> [Instructions for the task]:
Return the lines below that carry the word "total".

START Data for this task

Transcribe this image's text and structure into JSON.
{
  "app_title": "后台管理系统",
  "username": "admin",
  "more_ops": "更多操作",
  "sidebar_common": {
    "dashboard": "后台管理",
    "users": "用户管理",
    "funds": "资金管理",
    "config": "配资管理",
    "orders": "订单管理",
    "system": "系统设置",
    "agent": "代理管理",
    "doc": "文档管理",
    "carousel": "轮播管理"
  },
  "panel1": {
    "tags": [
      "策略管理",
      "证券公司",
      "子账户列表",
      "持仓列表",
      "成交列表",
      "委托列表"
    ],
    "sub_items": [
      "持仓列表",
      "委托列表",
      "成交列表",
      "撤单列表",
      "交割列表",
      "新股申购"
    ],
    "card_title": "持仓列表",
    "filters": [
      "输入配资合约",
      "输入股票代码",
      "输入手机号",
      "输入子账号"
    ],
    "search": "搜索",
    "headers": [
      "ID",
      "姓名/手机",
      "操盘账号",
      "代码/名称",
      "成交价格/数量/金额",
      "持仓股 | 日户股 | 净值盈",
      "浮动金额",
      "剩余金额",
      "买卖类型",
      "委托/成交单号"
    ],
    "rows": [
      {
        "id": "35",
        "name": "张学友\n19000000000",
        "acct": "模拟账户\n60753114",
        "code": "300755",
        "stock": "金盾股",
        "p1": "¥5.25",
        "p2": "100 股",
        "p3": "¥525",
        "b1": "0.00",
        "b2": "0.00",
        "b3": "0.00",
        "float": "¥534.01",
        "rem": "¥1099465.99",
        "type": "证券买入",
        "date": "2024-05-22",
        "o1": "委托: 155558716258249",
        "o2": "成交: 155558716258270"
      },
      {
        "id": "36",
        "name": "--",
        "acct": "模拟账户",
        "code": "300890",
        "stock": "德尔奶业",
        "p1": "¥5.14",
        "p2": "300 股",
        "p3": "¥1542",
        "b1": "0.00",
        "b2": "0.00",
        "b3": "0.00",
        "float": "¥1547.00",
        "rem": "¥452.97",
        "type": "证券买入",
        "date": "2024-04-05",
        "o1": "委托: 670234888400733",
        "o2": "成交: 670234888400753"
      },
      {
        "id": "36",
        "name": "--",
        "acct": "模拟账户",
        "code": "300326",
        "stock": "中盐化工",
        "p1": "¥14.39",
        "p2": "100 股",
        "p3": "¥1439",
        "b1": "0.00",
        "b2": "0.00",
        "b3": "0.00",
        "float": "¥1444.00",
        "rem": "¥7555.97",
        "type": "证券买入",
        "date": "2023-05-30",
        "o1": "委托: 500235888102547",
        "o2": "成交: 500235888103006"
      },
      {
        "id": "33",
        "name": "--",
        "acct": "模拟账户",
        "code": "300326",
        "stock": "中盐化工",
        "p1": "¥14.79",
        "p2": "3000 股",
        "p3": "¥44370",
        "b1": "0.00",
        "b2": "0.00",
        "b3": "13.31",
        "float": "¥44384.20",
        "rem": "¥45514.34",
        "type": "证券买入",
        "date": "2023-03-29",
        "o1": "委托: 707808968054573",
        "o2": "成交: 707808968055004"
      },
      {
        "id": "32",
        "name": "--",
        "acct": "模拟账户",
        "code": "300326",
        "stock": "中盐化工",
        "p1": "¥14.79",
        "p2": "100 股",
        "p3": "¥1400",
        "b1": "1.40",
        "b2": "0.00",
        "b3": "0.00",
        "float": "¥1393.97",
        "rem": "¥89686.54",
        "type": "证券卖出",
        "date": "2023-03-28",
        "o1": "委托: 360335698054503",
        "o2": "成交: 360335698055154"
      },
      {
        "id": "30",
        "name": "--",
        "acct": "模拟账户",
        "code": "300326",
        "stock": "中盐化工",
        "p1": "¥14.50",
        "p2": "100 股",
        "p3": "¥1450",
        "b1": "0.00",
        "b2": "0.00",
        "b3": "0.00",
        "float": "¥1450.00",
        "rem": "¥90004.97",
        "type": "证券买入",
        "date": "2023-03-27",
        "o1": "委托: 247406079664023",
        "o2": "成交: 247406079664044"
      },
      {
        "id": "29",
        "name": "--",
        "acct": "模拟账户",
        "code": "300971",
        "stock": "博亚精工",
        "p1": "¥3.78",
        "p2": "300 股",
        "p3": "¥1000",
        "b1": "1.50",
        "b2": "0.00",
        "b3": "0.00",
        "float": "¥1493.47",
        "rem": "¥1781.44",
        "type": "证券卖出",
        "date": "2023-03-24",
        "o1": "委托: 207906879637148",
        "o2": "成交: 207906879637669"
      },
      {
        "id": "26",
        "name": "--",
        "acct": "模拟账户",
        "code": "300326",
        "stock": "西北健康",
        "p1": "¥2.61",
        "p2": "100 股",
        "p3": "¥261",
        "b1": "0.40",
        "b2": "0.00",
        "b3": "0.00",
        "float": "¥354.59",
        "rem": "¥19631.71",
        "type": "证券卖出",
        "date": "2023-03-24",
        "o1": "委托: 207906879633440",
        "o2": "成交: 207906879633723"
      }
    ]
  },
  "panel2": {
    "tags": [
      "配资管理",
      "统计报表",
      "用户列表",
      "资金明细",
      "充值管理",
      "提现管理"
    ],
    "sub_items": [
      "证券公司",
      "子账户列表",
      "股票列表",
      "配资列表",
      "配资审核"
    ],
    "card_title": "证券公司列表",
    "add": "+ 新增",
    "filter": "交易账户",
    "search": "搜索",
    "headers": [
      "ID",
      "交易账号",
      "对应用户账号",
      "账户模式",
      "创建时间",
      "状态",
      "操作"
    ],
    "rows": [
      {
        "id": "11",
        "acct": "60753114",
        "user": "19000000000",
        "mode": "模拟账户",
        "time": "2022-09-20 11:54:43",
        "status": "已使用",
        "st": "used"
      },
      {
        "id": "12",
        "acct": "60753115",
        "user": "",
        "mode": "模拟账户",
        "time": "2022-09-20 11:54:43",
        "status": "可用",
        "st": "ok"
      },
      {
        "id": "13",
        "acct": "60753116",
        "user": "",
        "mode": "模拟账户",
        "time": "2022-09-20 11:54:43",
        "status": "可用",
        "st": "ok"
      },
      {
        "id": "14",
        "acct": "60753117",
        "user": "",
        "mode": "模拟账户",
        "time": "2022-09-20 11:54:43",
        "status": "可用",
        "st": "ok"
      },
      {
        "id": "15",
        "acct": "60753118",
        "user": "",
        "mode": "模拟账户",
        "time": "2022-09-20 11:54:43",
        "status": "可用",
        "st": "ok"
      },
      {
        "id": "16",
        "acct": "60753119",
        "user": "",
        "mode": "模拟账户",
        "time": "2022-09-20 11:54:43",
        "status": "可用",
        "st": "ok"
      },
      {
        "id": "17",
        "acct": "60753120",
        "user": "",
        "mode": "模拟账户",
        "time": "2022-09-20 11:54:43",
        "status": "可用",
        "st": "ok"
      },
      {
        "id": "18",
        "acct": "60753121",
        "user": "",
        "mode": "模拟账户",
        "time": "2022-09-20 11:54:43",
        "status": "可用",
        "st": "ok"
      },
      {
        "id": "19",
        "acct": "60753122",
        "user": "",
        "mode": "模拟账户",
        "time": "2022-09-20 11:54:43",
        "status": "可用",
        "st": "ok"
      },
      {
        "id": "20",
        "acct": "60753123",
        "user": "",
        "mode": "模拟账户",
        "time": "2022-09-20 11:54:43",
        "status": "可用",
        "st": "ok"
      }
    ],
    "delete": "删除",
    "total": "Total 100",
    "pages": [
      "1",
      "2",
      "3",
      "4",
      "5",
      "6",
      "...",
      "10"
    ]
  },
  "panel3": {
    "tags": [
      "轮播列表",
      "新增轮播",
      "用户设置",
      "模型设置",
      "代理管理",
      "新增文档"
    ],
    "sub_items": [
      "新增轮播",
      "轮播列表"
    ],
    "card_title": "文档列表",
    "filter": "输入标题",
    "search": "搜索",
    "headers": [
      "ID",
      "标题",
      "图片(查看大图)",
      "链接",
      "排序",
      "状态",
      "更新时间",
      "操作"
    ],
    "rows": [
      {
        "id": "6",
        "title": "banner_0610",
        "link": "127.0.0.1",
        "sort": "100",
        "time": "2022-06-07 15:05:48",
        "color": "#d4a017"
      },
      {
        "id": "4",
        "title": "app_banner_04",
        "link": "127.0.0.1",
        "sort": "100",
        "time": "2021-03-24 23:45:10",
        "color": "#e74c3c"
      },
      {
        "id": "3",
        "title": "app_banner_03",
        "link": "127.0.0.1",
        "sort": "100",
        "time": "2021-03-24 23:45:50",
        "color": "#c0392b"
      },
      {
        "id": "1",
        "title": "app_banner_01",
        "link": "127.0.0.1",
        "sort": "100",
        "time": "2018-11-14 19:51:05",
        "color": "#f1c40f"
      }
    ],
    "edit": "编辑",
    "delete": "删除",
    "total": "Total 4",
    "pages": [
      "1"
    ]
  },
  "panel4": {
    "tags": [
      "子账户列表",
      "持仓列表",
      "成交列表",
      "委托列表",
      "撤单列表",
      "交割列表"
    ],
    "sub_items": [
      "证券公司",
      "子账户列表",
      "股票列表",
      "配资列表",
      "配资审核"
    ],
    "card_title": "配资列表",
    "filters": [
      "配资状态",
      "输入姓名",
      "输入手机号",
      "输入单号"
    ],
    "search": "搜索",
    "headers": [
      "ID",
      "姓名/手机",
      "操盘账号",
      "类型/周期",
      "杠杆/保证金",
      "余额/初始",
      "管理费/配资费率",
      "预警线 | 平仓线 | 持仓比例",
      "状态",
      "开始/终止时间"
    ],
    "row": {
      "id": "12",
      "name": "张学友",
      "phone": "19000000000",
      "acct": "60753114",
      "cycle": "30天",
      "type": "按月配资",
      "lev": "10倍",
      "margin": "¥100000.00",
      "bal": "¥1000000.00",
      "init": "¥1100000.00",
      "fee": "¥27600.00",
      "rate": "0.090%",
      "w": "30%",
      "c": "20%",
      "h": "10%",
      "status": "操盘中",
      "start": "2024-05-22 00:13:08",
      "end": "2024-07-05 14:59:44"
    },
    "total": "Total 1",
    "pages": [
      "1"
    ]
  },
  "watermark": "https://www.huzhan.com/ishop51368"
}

END Data for this task

> [Correct response]:
    "total": "Total 100",
    "total": "Total 4",
    "total": "Total 1",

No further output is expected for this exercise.